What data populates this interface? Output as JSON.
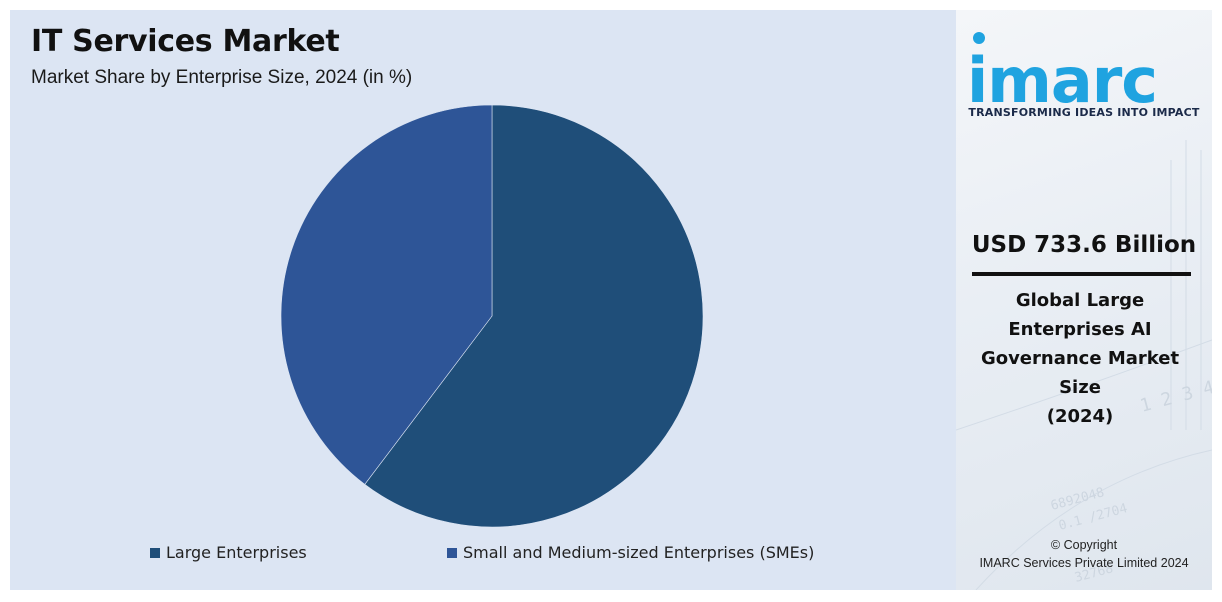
{
  "header": {
    "title": "IT Services Market",
    "subtitle": "Market Share by Enterprise Size, 2024 (in %)"
  },
  "chart_data": {
    "type": "pie",
    "title": "IT Services Market",
    "subtitle": "Market Share by Enterprise Size, 2024 (in %)",
    "categories": [
      "Large Enterprises",
      "Small and Medium-sized Enterprises (SMEs)"
    ],
    "values": [
      60.3,
      39.7
    ],
    "colors": [
      "#1f4e79",
      "#2e5597"
    ],
    "legend": "bottom"
  },
  "legend": {
    "items": [
      {
        "label": "Large Enterprises",
        "color": "#1f4e79"
      },
      {
        "label": "Small and Medium-sized Enterprises (SMEs)",
        "color": "#2e5597"
      }
    ]
  },
  "side": {
    "brand": "imarc",
    "brand_color": "#1fa3e0",
    "tagline": "TRANSFORMING IDEAS INTO IMPACT",
    "stat_value": "USD 733.6 Billion",
    "stat_label_lines": [
      "Global Large",
      "Enterprises AI",
      "Governance Market",
      "Size",
      "(2024)"
    ],
    "copyright_line1": "© Copyright",
    "copyright_line2": "IMARC Services Private Limited 2024"
  }
}
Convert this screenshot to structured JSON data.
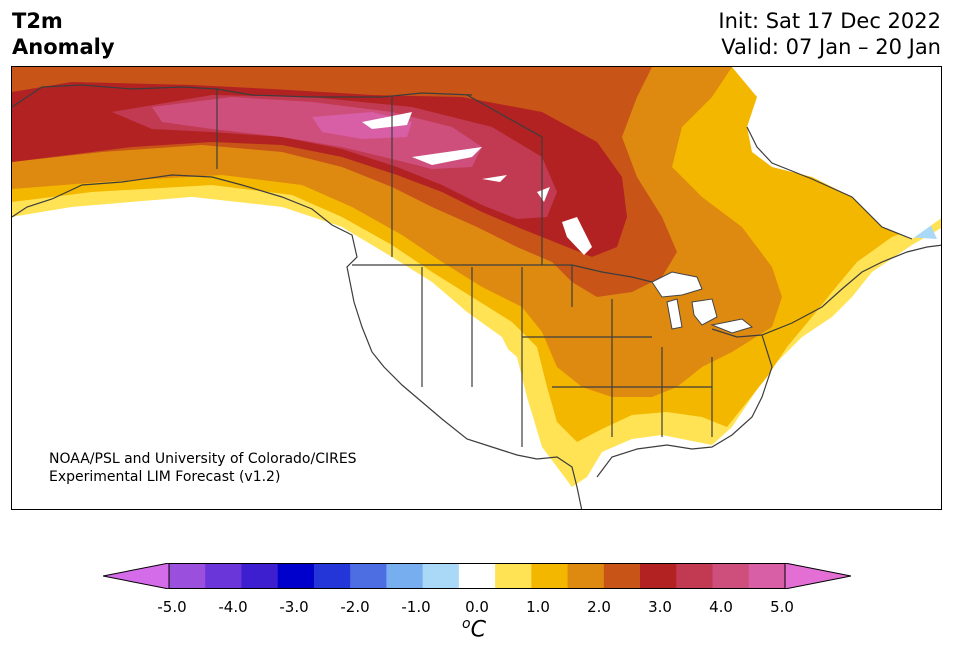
{
  "title": {
    "left_line1": "T2m",
    "left_line2": "Anomaly",
    "init": "Init: Sat 17 Dec 2022",
    "valid": "Valid: 07 Jan – 20 Jan"
  },
  "credit": {
    "line1": "NOAA/PSL and University of Colorado/CIRES",
    "line2": "Experimental LIM Forecast (v1.2)"
  },
  "colorbar": {
    "colors": [
      "#d46be8",
      "#9a4fdd",
      "#6a35d9",
      "#3d1fcf",
      "#0000cc",
      "#2536d9",
      "#4d6ee3",
      "#77aef0",
      "#aad8f7",
      "#ffffff",
      "#ffe355",
      "#f4b700",
      "#de8a10",
      "#c85418",
      "#b22222",
      "#c23a52",
      "#cf4f7c",
      "#d85ea5",
      "#e46fd4"
    ],
    "ticks": [
      "-5.0",
      "-4.0",
      "-3.0",
      "-2.0",
      "-1.0",
      "0.0",
      "1.0",
      "2.0",
      "3.0",
      "4.0",
      "5.0"
    ],
    "unit_base": "C",
    "unit_sup": "o"
  }
}
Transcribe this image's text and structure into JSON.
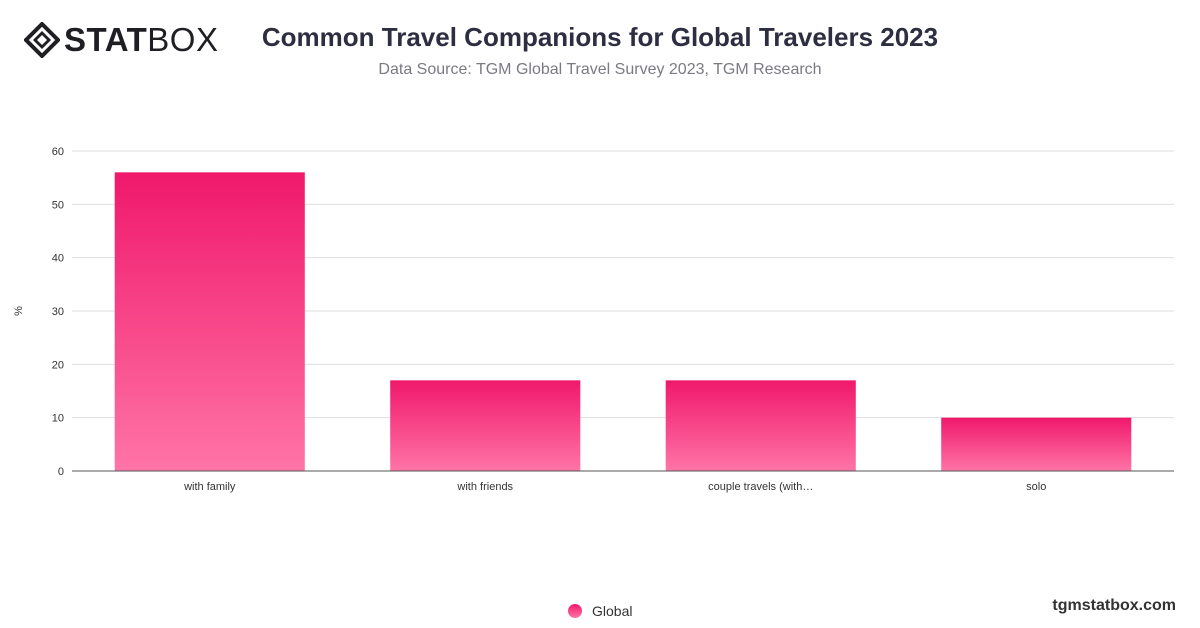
{
  "brand": {
    "logo_bold": "STAT",
    "logo_light": "BOX",
    "watermark": "tgmstatbox.com"
  },
  "colors": {
    "bar_top": "#f0186c",
    "bar_bottom": "#ff74a6",
    "grid": "#dedede",
    "axis": "#555555"
  },
  "chart_data": {
    "type": "bar",
    "title": "Common Travel Companions for Global Travelers 2023",
    "subtitle": "Data Source: TGM Global Travel Survey 2023, TGM Research",
    "xlabel": "",
    "ylabel": "%",
    "ylim": [
      0,
      60
    ],
    "yticks": [
      0,
      10,
      20,
      30,
      40,
      50,
      60
    ],
    "grid": true,
    "legend_position": "bottom",
    "categories": [
      "with family",
      "with friends",
      "couple travels (with…",
      "solo"
    ],
    "series": [
      {
        "name": "Global",
        "values": [
          56,
          17,
          17,
          10
        ]
      }
    ]
  }
}
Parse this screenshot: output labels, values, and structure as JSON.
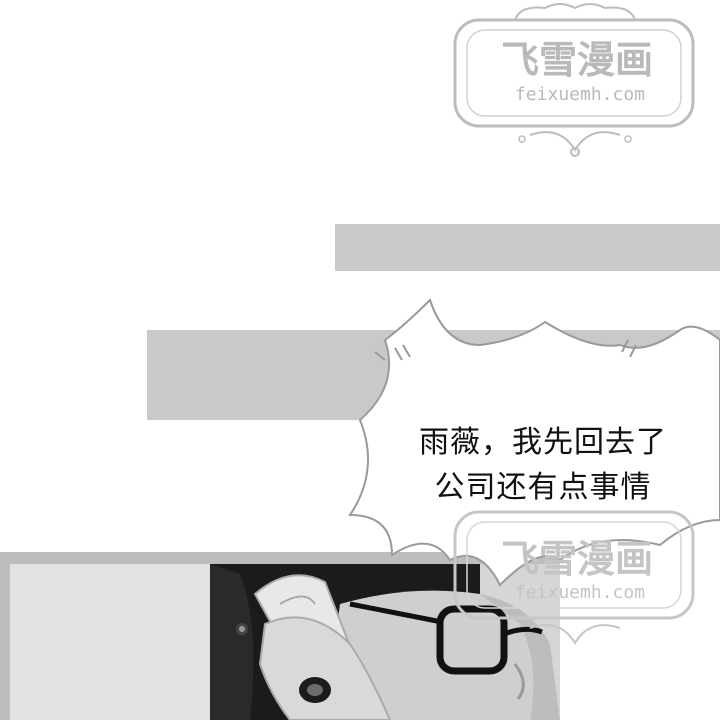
{
  "watermark": {
    "title": "飞雪漫画",
    "url": "feixuemh.com"
  },
  "speech_bubble": {
    "lines": [
      "雨薇，我先回去了",
      "公司还有点事情"
    ]
  },
  "colors": {
    "strip_gray": "#c9c9c9",
    "watermark_gray": "#b9b9b9",
    "bubble_outline": "#9a9a9a",
    "text": "#111111"
  }
}
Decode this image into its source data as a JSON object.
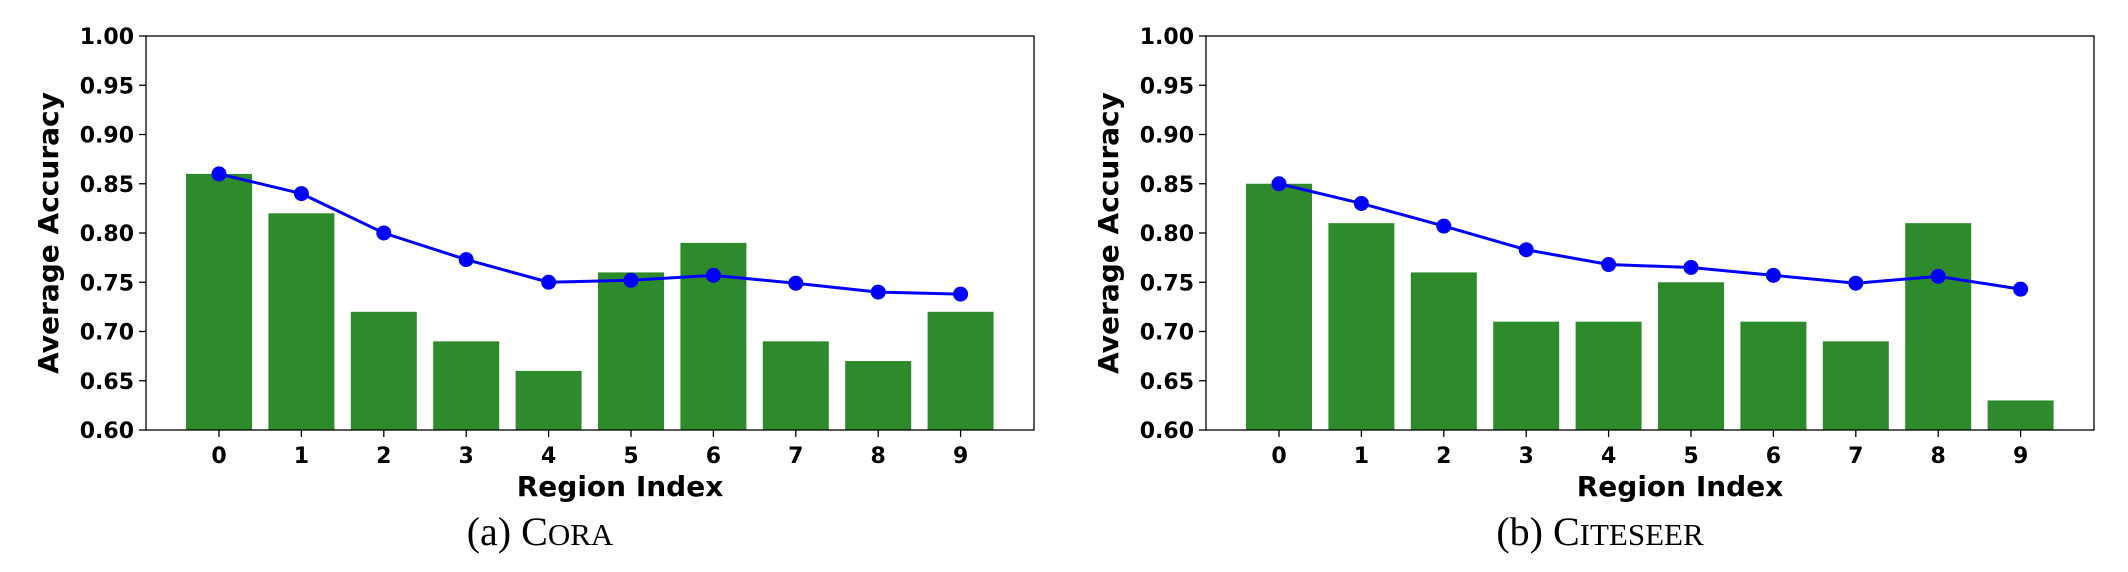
{
  "chart_data": [
    {
      "type": "bar",
      "caption_prefix": "(a) ",
      "caption_name": "Cora",
      "xlabel": "Region Index",
      "ylabel": "Average Accuracy",
      "ylim": [
        0.6,
        1.0
      ],
      "yticks": [
        "0.60",
        "0.65",
        "0.70",
        "0.75",
        "0.80",
        "0.85",
        "0.90",
        "0.95",
        "1.00"
      ],
      "categories": [
        "0",
        "1",
        "2",
        "3",
        "4",
        "5",
        "6",
        "7",
        "8",
        "9"
      ],
      "bar_values": [
        0.86,
        0.82,
        0.72,
        0.69,
        0.66,
        0.76,
        0.79,
        0.69,
        0.67,
        0.72
      ],
      "line_values": [
        0.86,
        0.84,
        0.8,
        0.773,
        0.75,
        0.752,
        0.757,
        0.749,
        0.74,
        0.738
      ],
      "bar_color": "#2e8b2b",
      "line_color": "#0000ff",
      "grid": false,
      "legend": "none"
    },
    {
      "type": "bar",
      "caption_prefix": "(b) ",
      "caption_name": "Citeseer",
      "xlabel": "Region Index",
      "ylabel": "Average Accuracy",
      "ylim": [
        0.6,
        1.0
      ],
      "yticks": [
        "0.60",
        "0.65",
        "0.70",
        "0.75",
        "0.80",
        "0.85",
        "0.90",
        "0.95",
        "1.00"
      ],
      "categories": [
        "0",
        "1",
        "2",
        "3",
        "4",
        "5",
        "6",
        "7",
        "8",
        "9"
      ],
      "bar_values": [
        0.85,
        0.81,
        0.76,
        0.71,
        0.71,
        0.75,
        0.71,
        0.69,
        0.81,
        0.63
      ],
      "line_values": [
        0.85,
        0.83,
        0.807,
        0.783,
        0.768,
        0.765,
        0.757,
        0.749,
        0.756,
        0.743
      ],
      "bar_color": "#2e8b2b",
      "line_color": "#0000ff",
      "grid": false,
      "legend": "none"
    }
  ]
}
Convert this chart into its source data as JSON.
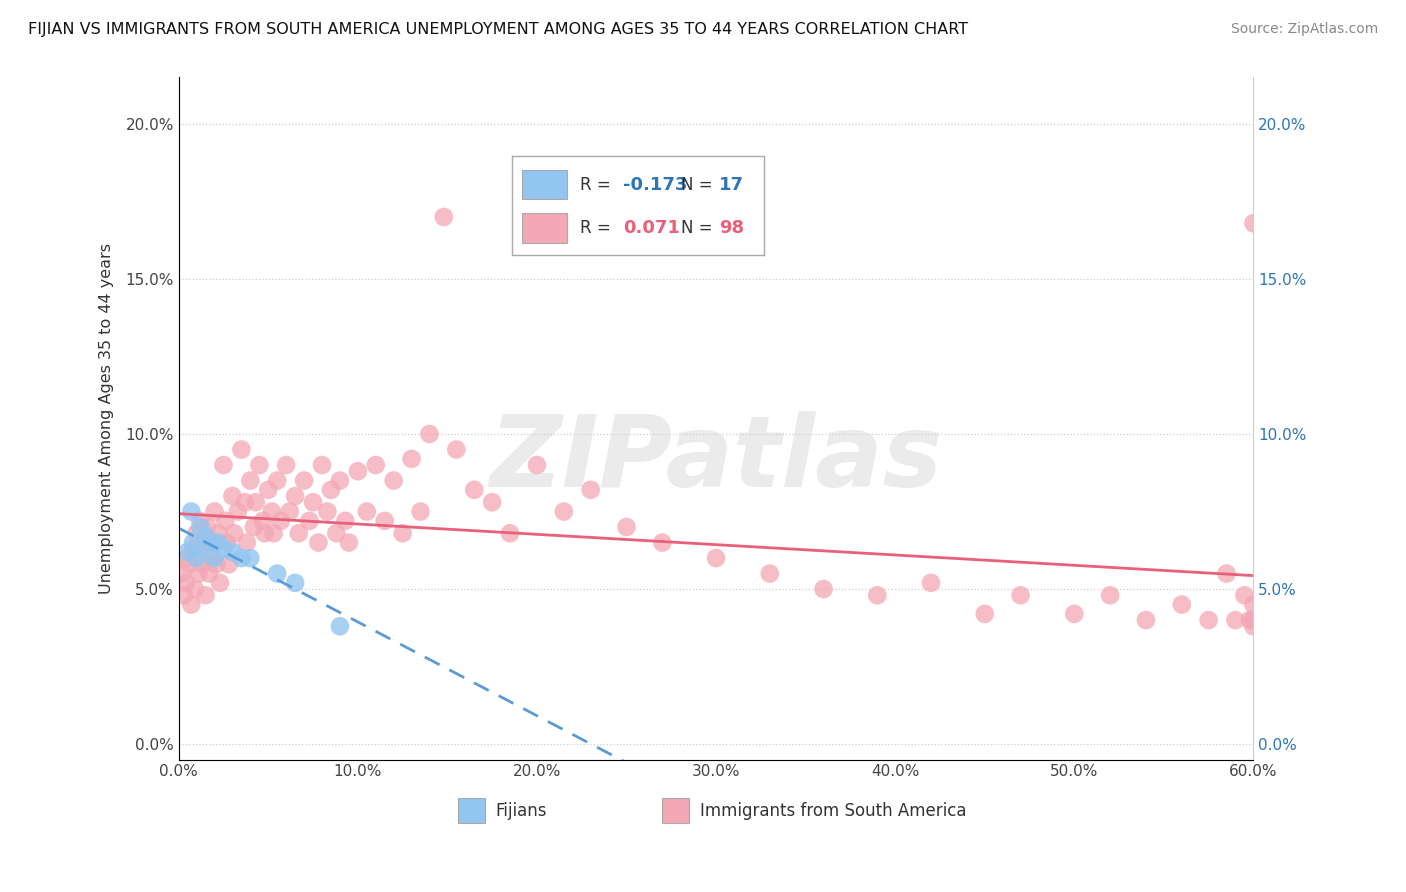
{
  "title": "FIJIAN VS IMMIGRANTS FROM SOUTH AMERICA UNEMPLOYMENT AMONG AGES 35 TO 44 YEARS CORRELATION CHART",
  "source": "Source: ZipAtlas.com",
  "ylabel": "Unemployment Among Ages 35 to 44 years",
  "xlim": [
    0.0,
    0.6
  ],
  "ylim": [
    -0.005,
    0.215
  ],
  "xticks": [
    0.0,
    0.1,
    0.2,
    0.3,
    0.4,
    0.5,
    0.6
  ],
  "xticklabels": [
    "0.0%",
    "10.0%",
    "20.0%",
    "30.0%",
    "40.0%",
    "50.0%",
    "60.0%"
  ],
  "yticks": [
    0.0,
    0.05,
    0.1,
    0.15,
    0.2
  ],
  "yticklabels": [
    "0.0%",
    "5.0%",
    "10.0%",
    "15.0%",
    "20.0%"
  ],
  "fijian_color": "#92C5F0",
  "sa_color": "#F4A7B5",
  "fijian_line_color": "#5B9BD5",
  "sa_line_color": "#E8607A",
  "fijian_R": -0.173,
  "fijian_N": 17,
  "sa_R": 0.071,
  "sa_N": 98,
  "watermark": "ZIPatlas",
  "fijian_x": [
    0.005,
    0.007,
    0.008,
    0.01,
    0.012,
    0.013,
    0.015,
    0.018,
    0.02,
    0.022,
    0.025,
    0.03,
    0.035,
    0.04,
    0.055,
    0.065,
    0.09
  ],
  "fijian_y": [
    0.062,
    0.075,
    0.065,
    0.06,
    0.07,
    0.063,
    0.067,
    0.065,
    0.06,
    0.065,
    0.063,
    0.062,
    0.06,
    0.06,
    0.055,
    0.052,
    0.038
  ],
  "sa_x": [
    0.002,
    0.003,
    0.004,
    0.005,
    0.006,
    0.007,
    0.008,
    0.009,
    0.01,
    0.011,
    0.012,
    0.013,
    0.014,
    0.015,
    0.016,
    0.017,
    0.018,
    0.019,
    0.02,
    0.021,
    0.022,
    0.023,
    0.025,
    0.026,
    0.027,
    0.028,
    0.03,
    0.031,
    0.033,
    0.035,
    0.037,
    0.038,
    0.04,
    0.042,
    0.043,
    0.045,
    0.047,
    0.048,
    0.05,
    0.052,
    0.053,
    0.055,
    0.057,
    0.06,
    0.062,
    0.065,
    0.067,
    0.07,
    0.073,
    0.075,
    0.078,
    0.08,
    0.083,
    0.085,
    0.088,
    0.09,
    0.093,
    0.095,
    0.1,
    0.105,
    0.11,
    0.115,
    0.12,
    0.125,
    0.13,
    0.135,
    0.14,
    0.148,
    0.155,
    0.165,
    0.175,
    0.185,
    0.2,
    0.215,
    0.23,
    0.25,
    0.27,
    0.3,
    0.33,
    0.36,
    0.39,
    0.42,
    0.45,
    0.47,
    0.5,
    0.52,
    0.54,
    0.56,
    0.575,
    0.585,
    0.59,
    0.595,
    0.598,
    0.6,
    0.6,
    0.6,
    0.6,
    0.6
  ],
  "sa_y": [
    0.055,
    0.048,
    0.052,
    0.06,
    0.058,
    0.045,
    0.063,
    0.05,
    0.068,
    0.055,
    0.072,
    0.058,
    0.065,
    0.048,
    0.07,
    0.055,
    0.06,
    0.065,
    0.075,
    0.058,
    0.068,
    0.052,
    0.09,
    0.072,
    0.065,
    0.058,
    0.08,
    0.068,
    0.075,
    0.095,
    0.078,
    0.065,
    0.085,
    0.07,
    0.078,
    0.09,
    0.072,
    0.068,
    0.082,
    0.075,
    0.068,
    0.085,
    0.072,
    0.09,
    0.075,
    0.08,
    0.068,
    0.085,
    0.072,
    0.078,
    0.065,
    0.09,
    0.075,
    0.082,
    0.068,
    0.085,
    0.072,
    0.065,
    0.088,
    0.075,
    0.09,
    0.072,
    0.085,
    0.068,
    0.092,
    0.075,
    0.1,
    0.17,
    0.095,
    0.082,
    0.078,
    0.068,
    0.09,
    0.075,
    0.082,
    0.07,
    0.065,
    0.06,
    0.055,
    0.05,
    0.048,
    0.052,
    0.042,
    0.048,
    0.042,
    0.048,
    0.04,
    0.045,
    0.04,
    0.055,
    0.04,
    0.048,
    0.04,
    0.168,
    0.045,
    0.04,
    0.038,
    0.04
  ]
}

....

**DIRECTIVE:**
Lines of the listing that contain the word "Market" are to be counted; report only their number.

**COMPLETED EXERCISE:**
5